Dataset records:
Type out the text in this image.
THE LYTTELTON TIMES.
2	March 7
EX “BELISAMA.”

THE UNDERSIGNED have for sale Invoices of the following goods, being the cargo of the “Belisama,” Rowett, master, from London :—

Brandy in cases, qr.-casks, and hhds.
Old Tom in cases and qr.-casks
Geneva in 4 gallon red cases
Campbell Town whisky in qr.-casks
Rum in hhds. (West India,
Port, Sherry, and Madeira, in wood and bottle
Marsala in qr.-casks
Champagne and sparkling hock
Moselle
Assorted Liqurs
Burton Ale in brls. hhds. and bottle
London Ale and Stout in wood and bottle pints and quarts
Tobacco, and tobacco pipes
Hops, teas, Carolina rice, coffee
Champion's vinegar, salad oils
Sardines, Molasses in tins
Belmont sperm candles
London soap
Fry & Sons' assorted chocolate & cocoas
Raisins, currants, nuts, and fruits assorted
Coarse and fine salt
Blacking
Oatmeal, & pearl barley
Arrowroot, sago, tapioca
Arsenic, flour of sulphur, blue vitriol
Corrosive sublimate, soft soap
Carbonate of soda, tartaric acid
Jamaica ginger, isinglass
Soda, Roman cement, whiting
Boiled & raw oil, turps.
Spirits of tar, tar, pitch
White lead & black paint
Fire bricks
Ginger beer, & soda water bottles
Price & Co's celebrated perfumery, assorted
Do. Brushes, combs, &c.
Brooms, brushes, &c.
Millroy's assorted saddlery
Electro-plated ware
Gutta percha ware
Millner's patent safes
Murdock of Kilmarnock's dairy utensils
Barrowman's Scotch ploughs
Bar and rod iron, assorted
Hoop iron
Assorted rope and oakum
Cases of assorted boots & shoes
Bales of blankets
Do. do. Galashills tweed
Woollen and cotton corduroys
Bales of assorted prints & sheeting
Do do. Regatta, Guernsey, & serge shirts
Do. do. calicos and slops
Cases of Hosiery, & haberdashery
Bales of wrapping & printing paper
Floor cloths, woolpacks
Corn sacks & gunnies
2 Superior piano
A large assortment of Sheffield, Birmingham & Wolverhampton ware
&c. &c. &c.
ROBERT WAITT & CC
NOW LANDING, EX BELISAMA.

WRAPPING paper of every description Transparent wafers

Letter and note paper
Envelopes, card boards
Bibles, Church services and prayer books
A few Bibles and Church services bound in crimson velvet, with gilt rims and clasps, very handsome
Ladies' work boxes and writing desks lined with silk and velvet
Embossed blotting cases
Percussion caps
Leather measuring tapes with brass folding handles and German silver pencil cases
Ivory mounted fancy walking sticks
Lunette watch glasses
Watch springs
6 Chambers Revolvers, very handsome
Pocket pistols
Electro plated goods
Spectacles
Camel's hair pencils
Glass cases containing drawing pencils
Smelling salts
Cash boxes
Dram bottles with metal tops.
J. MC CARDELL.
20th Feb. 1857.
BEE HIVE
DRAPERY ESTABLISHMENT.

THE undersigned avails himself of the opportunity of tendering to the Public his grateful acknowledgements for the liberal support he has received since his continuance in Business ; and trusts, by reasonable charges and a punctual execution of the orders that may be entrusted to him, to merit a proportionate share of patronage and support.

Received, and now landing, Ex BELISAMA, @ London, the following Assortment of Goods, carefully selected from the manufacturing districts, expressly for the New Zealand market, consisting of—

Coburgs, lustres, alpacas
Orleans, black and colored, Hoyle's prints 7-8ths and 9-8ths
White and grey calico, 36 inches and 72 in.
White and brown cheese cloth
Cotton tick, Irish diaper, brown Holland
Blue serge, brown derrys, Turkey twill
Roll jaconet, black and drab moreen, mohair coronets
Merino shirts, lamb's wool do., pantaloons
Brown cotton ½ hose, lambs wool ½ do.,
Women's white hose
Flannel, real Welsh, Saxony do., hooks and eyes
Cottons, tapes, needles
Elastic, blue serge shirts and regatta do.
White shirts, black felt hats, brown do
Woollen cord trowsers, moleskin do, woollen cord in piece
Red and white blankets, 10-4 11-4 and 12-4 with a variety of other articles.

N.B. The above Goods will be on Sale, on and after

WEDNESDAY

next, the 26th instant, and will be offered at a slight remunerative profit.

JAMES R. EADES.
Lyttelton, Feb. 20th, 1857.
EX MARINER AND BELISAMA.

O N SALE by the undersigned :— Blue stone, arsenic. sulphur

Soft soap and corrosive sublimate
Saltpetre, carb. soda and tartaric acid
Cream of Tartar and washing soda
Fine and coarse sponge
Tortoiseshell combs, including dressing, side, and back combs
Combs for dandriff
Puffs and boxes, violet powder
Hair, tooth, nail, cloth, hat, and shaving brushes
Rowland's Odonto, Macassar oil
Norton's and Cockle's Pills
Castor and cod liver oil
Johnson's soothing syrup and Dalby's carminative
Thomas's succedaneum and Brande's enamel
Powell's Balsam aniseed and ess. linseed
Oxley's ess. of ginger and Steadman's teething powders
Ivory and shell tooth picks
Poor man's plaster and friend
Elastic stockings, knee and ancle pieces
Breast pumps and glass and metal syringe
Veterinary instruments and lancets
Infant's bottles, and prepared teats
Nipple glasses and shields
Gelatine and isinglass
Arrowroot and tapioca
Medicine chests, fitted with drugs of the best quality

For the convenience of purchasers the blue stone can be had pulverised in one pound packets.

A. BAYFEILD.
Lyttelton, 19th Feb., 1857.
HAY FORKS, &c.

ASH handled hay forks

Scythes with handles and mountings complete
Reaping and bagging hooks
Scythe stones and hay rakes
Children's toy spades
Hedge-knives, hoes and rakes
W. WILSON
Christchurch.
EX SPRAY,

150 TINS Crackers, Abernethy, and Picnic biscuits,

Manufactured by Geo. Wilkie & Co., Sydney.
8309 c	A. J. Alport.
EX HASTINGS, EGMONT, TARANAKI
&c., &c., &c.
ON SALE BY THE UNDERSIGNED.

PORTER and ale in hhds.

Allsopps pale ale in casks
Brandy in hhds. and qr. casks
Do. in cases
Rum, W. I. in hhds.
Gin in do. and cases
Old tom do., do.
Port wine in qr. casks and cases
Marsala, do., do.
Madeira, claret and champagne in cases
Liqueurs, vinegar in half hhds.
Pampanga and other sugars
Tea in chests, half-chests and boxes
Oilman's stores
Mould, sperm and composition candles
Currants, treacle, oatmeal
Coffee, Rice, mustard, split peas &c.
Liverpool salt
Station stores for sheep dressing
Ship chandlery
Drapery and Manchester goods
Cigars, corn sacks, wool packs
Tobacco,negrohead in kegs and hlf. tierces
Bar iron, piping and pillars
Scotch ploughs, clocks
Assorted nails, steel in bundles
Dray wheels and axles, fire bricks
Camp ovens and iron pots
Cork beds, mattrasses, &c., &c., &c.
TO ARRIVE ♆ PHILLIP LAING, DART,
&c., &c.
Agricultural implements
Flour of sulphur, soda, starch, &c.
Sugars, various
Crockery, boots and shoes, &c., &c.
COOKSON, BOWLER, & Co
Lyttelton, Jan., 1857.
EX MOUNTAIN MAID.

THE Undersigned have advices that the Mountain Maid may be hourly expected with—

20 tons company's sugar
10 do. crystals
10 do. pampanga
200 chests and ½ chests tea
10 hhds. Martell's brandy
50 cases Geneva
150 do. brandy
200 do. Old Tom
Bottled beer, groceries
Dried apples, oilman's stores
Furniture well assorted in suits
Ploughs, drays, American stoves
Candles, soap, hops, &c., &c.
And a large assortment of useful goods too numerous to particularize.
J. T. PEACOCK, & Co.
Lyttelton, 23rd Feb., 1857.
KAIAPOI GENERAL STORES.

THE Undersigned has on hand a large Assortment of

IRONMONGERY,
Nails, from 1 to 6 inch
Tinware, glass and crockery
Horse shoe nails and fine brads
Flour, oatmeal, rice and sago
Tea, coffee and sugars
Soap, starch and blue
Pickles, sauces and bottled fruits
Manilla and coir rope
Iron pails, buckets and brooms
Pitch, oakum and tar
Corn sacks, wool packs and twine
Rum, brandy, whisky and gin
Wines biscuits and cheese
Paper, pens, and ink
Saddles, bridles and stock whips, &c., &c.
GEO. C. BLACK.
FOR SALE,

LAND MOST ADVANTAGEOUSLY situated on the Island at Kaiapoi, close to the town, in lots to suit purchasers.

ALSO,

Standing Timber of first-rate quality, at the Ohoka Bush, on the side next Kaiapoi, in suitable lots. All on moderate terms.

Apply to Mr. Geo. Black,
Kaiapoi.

What is required: In the records above, how many lines contain the string "sago"? State that number only.

Response to this task: 2